_TASK_
Locate each line of the material that contains "function", then return it.

:::

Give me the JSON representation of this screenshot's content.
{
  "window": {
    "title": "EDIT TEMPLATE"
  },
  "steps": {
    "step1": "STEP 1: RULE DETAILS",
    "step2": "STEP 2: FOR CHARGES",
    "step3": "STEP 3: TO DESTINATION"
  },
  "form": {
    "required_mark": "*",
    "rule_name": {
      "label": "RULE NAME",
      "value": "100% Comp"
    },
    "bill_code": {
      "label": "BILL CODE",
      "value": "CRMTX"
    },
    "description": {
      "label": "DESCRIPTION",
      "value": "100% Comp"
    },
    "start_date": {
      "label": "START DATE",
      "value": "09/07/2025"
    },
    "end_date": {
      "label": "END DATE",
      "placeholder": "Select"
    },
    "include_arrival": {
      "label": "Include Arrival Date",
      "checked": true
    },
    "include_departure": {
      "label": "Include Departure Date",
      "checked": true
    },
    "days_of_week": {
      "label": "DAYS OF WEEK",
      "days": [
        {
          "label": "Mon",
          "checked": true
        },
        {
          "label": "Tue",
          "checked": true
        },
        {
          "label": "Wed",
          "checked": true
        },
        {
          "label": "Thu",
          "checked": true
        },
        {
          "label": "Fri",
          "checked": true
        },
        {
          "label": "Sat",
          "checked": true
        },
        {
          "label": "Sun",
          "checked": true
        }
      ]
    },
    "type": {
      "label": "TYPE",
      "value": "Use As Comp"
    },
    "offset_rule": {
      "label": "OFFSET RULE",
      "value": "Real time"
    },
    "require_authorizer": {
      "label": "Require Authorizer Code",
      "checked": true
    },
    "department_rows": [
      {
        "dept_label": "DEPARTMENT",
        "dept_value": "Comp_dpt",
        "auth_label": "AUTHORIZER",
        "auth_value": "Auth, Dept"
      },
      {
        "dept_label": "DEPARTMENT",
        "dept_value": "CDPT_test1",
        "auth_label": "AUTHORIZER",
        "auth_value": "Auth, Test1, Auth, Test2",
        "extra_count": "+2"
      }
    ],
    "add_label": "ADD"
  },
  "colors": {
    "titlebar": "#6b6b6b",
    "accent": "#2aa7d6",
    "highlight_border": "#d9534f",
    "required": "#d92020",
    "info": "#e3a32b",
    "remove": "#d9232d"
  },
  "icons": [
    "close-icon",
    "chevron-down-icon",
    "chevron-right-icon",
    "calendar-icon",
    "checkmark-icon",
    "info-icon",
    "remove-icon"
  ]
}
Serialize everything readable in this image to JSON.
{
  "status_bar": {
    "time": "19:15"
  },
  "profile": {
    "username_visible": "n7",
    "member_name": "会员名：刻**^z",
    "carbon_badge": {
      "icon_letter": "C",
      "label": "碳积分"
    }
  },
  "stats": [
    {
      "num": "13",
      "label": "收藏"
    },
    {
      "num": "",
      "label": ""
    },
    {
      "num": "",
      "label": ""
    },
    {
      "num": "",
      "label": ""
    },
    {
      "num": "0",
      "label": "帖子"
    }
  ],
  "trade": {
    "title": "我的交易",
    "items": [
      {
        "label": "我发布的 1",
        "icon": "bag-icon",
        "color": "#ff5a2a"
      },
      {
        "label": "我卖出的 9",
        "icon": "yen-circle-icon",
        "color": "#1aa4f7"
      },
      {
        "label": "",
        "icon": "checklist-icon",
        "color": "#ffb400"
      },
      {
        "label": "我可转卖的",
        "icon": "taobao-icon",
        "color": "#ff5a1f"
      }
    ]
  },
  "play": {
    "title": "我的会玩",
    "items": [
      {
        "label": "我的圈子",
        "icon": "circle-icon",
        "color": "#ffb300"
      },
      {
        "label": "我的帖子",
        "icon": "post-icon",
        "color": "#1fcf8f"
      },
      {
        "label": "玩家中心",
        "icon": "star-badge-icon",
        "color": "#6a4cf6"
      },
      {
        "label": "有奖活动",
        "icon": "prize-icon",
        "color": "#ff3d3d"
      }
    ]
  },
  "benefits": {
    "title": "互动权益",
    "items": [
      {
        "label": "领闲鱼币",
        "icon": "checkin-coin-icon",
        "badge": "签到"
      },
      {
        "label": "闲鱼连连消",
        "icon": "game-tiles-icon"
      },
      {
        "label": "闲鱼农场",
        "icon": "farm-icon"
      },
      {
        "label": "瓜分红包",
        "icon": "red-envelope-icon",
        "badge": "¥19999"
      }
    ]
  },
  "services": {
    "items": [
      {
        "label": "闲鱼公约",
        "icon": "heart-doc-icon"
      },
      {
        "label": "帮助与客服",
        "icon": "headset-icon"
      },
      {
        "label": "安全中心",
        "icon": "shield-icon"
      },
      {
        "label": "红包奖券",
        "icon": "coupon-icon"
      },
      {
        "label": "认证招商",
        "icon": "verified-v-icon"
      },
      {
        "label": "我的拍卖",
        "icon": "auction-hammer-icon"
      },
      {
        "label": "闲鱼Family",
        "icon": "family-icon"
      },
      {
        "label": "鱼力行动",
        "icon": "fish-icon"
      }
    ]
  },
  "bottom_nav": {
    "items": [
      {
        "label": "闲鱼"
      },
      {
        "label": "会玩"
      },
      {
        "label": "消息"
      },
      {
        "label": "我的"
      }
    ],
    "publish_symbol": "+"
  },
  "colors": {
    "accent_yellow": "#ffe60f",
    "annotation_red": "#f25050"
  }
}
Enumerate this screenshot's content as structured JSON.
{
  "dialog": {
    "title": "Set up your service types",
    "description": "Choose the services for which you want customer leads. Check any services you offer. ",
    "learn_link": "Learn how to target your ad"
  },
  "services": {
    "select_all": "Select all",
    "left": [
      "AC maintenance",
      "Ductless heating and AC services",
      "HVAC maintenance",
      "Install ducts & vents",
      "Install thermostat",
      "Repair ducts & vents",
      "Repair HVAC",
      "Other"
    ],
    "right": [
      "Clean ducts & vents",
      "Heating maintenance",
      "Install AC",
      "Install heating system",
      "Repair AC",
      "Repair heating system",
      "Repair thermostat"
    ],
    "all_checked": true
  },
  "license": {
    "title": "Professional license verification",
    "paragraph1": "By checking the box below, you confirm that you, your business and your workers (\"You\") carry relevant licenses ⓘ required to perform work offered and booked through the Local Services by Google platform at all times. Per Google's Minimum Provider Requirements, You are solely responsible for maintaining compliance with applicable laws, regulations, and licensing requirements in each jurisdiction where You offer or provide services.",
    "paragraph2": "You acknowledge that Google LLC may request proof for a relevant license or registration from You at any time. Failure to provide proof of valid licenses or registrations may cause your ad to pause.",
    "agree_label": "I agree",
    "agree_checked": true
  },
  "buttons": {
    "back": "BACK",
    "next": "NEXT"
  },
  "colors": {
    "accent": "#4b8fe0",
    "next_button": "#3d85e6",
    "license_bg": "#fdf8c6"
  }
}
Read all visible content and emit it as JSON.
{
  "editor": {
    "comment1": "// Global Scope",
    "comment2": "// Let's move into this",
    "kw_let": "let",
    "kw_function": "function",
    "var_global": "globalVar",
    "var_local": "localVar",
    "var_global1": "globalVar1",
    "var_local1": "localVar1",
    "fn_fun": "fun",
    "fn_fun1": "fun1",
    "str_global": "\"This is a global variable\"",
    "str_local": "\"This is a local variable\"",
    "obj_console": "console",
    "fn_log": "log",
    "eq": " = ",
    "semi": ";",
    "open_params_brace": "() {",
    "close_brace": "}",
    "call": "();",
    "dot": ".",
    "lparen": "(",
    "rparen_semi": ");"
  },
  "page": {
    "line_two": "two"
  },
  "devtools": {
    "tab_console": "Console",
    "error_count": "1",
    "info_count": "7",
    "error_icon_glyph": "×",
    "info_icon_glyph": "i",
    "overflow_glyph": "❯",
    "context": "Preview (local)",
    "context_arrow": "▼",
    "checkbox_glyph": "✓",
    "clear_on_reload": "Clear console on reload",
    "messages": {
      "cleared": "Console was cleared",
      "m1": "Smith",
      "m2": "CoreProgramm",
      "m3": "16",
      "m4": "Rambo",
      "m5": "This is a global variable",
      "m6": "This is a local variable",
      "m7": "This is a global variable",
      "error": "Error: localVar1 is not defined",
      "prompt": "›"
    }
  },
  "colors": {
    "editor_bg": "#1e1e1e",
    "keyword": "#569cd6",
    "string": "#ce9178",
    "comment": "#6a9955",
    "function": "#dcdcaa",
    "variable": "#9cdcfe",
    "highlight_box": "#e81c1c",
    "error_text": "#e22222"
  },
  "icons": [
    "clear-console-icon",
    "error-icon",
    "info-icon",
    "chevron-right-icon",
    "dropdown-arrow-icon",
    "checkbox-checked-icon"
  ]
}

:::

_RESPONSE TO THIS EXERCISE_
    "kw_function": "function",
    "function": "#dcdcaa",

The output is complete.